**Direction:** Please print exactly the lines running from the one that contains "What's the underlying" to the end of the data, with both lines included.
>> Begin
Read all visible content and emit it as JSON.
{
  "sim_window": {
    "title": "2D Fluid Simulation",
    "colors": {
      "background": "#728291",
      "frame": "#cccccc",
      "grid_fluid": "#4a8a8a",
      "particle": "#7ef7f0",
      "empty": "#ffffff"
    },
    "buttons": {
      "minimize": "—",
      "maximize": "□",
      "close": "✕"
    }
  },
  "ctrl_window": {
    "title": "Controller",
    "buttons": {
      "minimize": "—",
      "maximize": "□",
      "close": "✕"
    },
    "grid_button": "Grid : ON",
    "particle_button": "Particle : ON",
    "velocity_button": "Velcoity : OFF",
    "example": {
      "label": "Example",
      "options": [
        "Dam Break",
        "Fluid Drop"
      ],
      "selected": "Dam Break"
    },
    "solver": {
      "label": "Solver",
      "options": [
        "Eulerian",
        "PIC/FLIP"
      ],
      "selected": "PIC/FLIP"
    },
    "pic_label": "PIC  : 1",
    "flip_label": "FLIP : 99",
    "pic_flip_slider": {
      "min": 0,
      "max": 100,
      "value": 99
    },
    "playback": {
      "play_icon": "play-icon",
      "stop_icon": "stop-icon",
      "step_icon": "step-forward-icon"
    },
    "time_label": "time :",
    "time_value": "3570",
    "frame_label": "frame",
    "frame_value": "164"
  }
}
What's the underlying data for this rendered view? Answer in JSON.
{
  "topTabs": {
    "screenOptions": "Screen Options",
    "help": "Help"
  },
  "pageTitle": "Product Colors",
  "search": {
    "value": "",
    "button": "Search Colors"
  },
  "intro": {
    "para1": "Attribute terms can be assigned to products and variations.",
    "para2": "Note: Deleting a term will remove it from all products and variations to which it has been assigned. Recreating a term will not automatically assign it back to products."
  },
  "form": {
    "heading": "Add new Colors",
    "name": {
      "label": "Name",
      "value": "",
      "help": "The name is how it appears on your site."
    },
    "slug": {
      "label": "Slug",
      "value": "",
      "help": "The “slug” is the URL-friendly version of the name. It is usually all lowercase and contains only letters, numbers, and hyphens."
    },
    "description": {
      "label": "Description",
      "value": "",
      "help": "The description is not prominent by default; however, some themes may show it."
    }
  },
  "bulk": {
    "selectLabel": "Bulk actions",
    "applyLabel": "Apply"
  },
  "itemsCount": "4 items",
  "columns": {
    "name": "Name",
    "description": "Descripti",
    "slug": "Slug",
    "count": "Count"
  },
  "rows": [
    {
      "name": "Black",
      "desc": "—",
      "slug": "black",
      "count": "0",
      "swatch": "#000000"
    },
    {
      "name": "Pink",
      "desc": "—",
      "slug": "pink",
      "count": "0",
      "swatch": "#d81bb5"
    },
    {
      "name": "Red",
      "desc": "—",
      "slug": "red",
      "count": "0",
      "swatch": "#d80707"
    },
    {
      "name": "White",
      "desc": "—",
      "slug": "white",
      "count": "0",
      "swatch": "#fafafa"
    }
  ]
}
>> End
**Result:**
What's the underlying data for this rendered view? Answer in JSON.
{
  "topTabs": {
    "screenOptions": "Screen Options",
    "help": "Help"
  },
  "pageTitle": "Product Colors",
  "search": {
    "value": "",
    "button": "Search Colors"
  },
  "intro": {
    "para1": "Attribute terms can be assigned to products and variations.",
    "para2": "Note: Deleting a term will remove it from all products and variations to which it has been assigned. Recreating a term will not automatically assign it back to products."
  },
  "form": {
    "heading": "Add new Colors",
    "name": {
      "label": "Name",
      "value": "",
      "help": "The name is how it appears on your site."
    },
    "slug": {
      "label": "Slug",
      "value": "",
      "help": "The “slug” is the URL-friendly version of the name. It is usually all lowercase and contains only letters, numbers, and hyphens."
    },
    "description": {
      "label": "Description",
      "value": "",
      "help": "The description is not prominent by default; however, some themes may show it."
    }
  },
  "bulk": {
    "selectLabel": "Bulk actions",
    "applyLabel": "Apply"
  },
  "itemsCount": "4 items",
  "columns": {
    "name": "Name",
    "description": "Descripti",
    "slug": "Slug",
    "count": "Count"
  },
  "rows": [
    {
      "name": "Black",
      "desc": "—",
      "slug": "black",
      "count": "0",
      "swatch": "#000000"
    },
    {
      "name": "Pink",
      "desc": "—",
      "slug": "pink",
      "count": "0",
      "swatch": "#d81bb5"
    },
    {
      "name": "Red",
      "desc": "—",
      "slug": "red",
      "count": "0",
      "swatch": "#d80707"
    },
    {
      "name": "White",
      "desc": "—",
      "slug": "white",
      "count": "0",
      "swatch": "#fafafa"
    }
  ]
}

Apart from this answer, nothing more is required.